- _What the task requires_: Write out each line of the material again, word for word.

- _Given entries_:
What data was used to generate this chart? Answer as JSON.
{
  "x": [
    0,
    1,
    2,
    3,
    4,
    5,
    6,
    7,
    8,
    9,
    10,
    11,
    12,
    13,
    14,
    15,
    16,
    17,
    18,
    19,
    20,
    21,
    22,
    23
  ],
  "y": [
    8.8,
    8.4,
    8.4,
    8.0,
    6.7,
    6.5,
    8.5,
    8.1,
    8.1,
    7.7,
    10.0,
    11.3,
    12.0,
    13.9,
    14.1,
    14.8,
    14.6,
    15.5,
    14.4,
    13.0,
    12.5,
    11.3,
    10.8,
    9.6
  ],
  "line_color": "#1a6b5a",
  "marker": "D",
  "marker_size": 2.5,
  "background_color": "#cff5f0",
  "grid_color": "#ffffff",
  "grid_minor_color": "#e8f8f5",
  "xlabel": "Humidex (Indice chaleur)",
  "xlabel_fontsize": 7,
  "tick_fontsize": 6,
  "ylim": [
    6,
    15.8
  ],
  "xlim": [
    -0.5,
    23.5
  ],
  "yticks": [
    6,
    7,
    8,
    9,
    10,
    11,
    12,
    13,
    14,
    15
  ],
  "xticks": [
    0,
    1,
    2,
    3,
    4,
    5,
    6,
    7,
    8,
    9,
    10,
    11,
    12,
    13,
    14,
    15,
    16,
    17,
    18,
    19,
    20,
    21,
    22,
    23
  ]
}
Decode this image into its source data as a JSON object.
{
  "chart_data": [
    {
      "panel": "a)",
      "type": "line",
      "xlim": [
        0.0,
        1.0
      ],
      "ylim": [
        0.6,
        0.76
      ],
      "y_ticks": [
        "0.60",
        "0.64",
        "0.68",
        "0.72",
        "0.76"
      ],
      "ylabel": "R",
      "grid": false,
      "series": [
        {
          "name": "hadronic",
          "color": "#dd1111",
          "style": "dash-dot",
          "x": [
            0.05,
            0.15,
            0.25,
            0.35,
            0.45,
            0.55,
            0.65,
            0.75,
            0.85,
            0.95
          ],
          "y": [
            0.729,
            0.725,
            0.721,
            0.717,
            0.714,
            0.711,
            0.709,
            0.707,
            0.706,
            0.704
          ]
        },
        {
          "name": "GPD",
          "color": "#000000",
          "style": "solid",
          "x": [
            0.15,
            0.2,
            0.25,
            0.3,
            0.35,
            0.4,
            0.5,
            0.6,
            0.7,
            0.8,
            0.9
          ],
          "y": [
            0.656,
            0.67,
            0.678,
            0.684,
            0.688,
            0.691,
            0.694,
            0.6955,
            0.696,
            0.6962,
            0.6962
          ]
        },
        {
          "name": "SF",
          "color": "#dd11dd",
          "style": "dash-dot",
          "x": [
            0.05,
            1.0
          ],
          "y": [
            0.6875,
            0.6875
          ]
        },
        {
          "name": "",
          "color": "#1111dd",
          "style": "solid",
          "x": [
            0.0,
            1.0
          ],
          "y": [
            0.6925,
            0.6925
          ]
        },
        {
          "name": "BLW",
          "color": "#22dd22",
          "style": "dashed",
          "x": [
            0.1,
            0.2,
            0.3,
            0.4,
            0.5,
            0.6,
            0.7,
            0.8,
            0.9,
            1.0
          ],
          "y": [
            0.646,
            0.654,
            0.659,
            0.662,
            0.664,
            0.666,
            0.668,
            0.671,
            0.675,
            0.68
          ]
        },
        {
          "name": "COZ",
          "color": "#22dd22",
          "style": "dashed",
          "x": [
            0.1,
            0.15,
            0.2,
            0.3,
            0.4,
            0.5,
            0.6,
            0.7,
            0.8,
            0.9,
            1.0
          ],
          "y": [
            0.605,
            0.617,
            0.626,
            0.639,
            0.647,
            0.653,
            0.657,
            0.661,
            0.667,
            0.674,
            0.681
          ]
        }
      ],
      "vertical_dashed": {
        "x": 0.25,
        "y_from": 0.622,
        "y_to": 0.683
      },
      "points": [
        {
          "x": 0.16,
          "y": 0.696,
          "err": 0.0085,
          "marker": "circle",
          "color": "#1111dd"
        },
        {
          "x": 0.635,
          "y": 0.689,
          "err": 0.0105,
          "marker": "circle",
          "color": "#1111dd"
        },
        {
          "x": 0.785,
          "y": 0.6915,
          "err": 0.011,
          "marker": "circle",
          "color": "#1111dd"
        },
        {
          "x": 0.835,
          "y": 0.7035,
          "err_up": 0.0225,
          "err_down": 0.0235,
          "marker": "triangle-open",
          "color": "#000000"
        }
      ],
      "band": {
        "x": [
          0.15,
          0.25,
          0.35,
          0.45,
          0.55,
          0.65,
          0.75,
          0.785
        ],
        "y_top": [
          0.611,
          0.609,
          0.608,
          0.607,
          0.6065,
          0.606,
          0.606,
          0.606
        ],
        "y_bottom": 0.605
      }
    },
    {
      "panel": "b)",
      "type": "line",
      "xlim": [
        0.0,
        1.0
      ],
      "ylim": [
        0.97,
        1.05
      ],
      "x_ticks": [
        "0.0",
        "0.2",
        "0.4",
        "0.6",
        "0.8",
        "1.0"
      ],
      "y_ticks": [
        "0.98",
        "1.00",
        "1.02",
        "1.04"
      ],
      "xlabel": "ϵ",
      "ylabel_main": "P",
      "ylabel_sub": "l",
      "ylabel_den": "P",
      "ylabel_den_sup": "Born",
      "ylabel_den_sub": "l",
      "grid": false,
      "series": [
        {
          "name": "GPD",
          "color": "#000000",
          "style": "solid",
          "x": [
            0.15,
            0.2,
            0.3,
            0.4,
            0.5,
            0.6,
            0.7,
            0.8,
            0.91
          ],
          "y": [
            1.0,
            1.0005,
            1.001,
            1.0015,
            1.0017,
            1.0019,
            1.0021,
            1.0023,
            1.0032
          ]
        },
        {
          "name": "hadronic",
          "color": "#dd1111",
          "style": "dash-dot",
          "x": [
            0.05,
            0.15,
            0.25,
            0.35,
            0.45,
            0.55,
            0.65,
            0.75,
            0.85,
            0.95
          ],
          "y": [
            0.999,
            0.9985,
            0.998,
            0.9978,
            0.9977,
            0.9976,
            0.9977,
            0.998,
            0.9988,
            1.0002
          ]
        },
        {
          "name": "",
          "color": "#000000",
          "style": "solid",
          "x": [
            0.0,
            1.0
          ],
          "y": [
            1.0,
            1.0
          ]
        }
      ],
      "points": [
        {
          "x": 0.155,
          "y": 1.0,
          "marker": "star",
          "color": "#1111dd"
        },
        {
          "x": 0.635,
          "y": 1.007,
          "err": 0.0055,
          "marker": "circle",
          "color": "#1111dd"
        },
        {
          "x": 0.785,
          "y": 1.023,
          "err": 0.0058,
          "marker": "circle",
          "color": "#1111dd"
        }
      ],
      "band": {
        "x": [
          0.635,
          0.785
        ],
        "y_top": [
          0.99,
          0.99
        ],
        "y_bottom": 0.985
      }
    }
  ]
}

- _Worked answer_:
What data was used to generate this chart? Answer as JSON.
{
  "x": [
    0,
    1,
    2,
    3,
    4,
    5,
    6,
    7,
    8,
    9,
    10,
    11,
    12,
    13,
    14,
    15,
    16,
    17,
    18,
    19,
    20,
    21,
    22,
    23
  ],
  "y": [
    8.8,
    8.4,
    8.4,
    8.0,
    6.7,
    6.5,
    8.5,
    8.1,
    8.1,
    7.7,
    10.0,
    11.3,
    12.0,
    13.9,
    14.1,
    14.8,
    14.6,
    15.5,
    14.4,
    13.0,
    12.5,
    11.3,
    10.8,
    9.6
  ],
  "line_color": "#1a6b5a",
  "marker": "D",
  "marker_size": 2.5,
  "background_color": "#cff5f0",
  "grid_color": "#ffffff",
  "grid_minor_color": "#e8f8f5",
  "xlabel": "Humidex (Indice chaleur)",
  "xlabel_fontsize": 7,
  "tick_fontsize": 6,
  "ylim": [
    6,
    15.8
  ],
  "xlim": [
    -0.5,
    23.5
  ],
  "yticks": [
    6,
    7,
    8,
    9,
    10,
    11,
    12,
    13,
    14,
    15
  ],
  "xticks": [
    0,
    1,
    2,
    3,
    4,
    5,
    6,
    7,
    8,
    9,
    10,
    11,
    12,
    13,
    14,
    15,
    16,
    17,
    18,
    19,
    20,
    21,
    22,
    23
  ]
}
Decode this image into its source data as a JSON object.
{
  "chart_data": [
    {
      "panel": "a)",
      "type": "line",
      "xlim": [
        0.0,
        1.0
      ],
      "ylim": [
        0.6,
        0.76
      ],
      "y_ticks": [
        "0.60",
        "0.64",
        "0.68",
        "0.72",
        "0.76"
      ],
      "ylabel": "R",
      "grid": false,
      "series": [
        {
          "name": "hadronic",
          "color": "#dd1111",
          "style": "dash-dot",
          "x": [
            0.05,
            0.15,
            0.25,
            0.35,
            0.45,
            0.55,
            0.65,
            0.75,
            0.85,
            0.95
          ],
          "y": [
            0.729,
            0.725,
            0.721,
            0.717,
            0.714,
            0.711,
            0.709,
            0.707,
            0.706,
            0.704
          ]
        },
        {
          "name": "GPD",
          "color": "#000000",
          "style": "solid",
          "x": [
            0.15,
            0.2,
            0.25,
            0.3,
            0.35,
            0.4,
            0.5,
            0.6,
            0.7,
            0.8,
            0.9
          ],
          "y": [
            0.656,
            0.67,
            0.678,
            0.684,
            0.688,
            0.691,
            0.694,
            0.6955,
            0.696,
            0.6962,
            0.6962
          ]
        },
        {
          "name": "SF",
          "color": "#dd11dd",
          "style": "dash-dot",
          "x": [
            0.05,
            1.0
          ],
          "y": [
            0.6875,
            0.6875
          ]
        },
        {
          "name": "",
          "color": "#1111dd",
          "style": "solid",
          "x": [
            0.0,
            1.0
          ],
          "y": [
            0.6925,
            0.6925
          ]
        },
        {
          "name": "BLW",
          "color": "#22dd22",
          "style": "dashed",
          "x": [
            0.1,
            0.2,
            0.3,
            0.4,
            0.5,
            0.6,
            0.7,
            0.8,
            0.9,
            1.0
          ],
          "y": [
            0.646,
            0.654,
            0.659,
            0.662,
            0.664,
            0.666,
            0.668,
            0.671,
            0.675,
            0.68
          ]
        },
        {
          "name": "COZ",
          "color": "#22dd22",
          "style": "dashed",
          "x": [
            0.1,
            0.15,
            0.2,
            0.3,
            0.4,
            0.5,
            0.6,
            0.7,
            0.8,
            0.9,
            1.0
          ],
          "y": [
            0.605,
            0.617,
            0.626,
            0.639,
            0.647,
            0.653,
            0.657,
            0.661,
            0.667,
            0.674,
            0.681
          ]
        }
      ],
      "vertical_dashed": {
        "x": 0.25,
        "y_from": 0.622,
        "y_to": 0.683
      },
      "points": [
        {
          "x": 0.16,
          "y": 0.696,
          "err": 0.0085,
          "marker": "circle",
          "color": "#1111dd"
        },
        {
          "x": 0.635,
          "y": 0.689,
          "err": 0.0105,
          "marker": "circle",
          "color": "#1111dd"
        },
        {
          "x": 0.785,
          "y": 0.6915,
          "err": 0.011,
          "marker": "circle",
          "color": "#1111dd"
        },
        {
          "x": 0.835,
          "y": 0.7035,
          "err_up": 0.0225,
          "err_down": 0.0235,
          "marker": "triangle-open",
          "color": "#000000"
        }
      ],
      "band": {
        "x": [
          0.15,
          0.25,
          0.35,
          0.45,
          0.55,
          0.65,
          0.75,
          0.785
        ],
        "y_top": [
          0.611,
          0.609,
          0.608,
          0.607,
          0.6065,
          0.606,
          0.606,
          0.606
        ],
        "y_bottom": 0.605
      }
    },
    {
      "panel": "b)",
      "type": "line",
      "xlim": [
        0.0,
        1.0
      ],
      "ylim": [
        0.97,
        1.05
      ],
      "x_ticks": [
        "0.0",
        "0.2",
        "0.4",
        "0.6",
        "0.8",
        "1.0"
      ],
      "y_ticks": [
        "0.98",
        "1.00",
        "1.02",
        "1.04"
      ],
      "xlabel": "ϵ",
      "ylabel_main": "P",
      "ylabel_sub": "l",
      "ylabel_den": "P",
      "ylabel_den_sup": "Born",
      "ylabel_den_sub": "l",
      "grid": false,
      "series": [
        {
          "name": "GPD",
          "color": "#000000",
          "style": "solid",
          "x": [
            0.15,
            0.2,
            0.3,
            0.4,
            0.5,
            0.6,
            0.7,
            0.8,
            0.91
          ],
          "y": [
            1.0,
            1.0005,
            1.001,
            1.0015,
            1.0017,
            1.0019,
            1.0021,
            1.0023,
            1.0032
          ]
        },
        {
          "name": "hadronic",
          "color": "#dd1111",
          "style": "dash-dot",
          "x": [
            0.05,
            0.15,
            0.25,
            0.35,
            0.45,
            0.55,
            0.65,
            0.75,
            0.85,
            0.95
          ],
          "y": [
            0.999,
            0.9985,
            0.998,
            0.9978,
            0.9977,
            0.9976,
            0.9977,
            0.998,
            0.9988,
            1.0002
          ]
        },
        {
          "name": "",
          "color": "#000000",
          "style": "solid",
          "x": [
            0.0,
            1.0
          ],
          "y": [
            1.0,
            1.0
          ]
        }
      ],
      "points": [
        {
          "x": 0.155,
          "y": 1.0,
          "marker": "star",
          "color": "#1111dd"
        },
        {
          "x": 0.635,
          "y": 1.007,
          "err": 0.0055,
          "marker": "circle",
          "color": "#1111dd"
        },
        {
          "x": 0.785,
          "y": 1.023,
          "err": 0.0058,
          "marker": "circle",
          "color": "#1111dd"
        }
      ],
      "band": {
        "x": [
          0.635,
          0.785
        ],
        "y_top": [
          0.99,
          0.99
        ],
        "y_bottom": 0.985
      }
    }
  ]
}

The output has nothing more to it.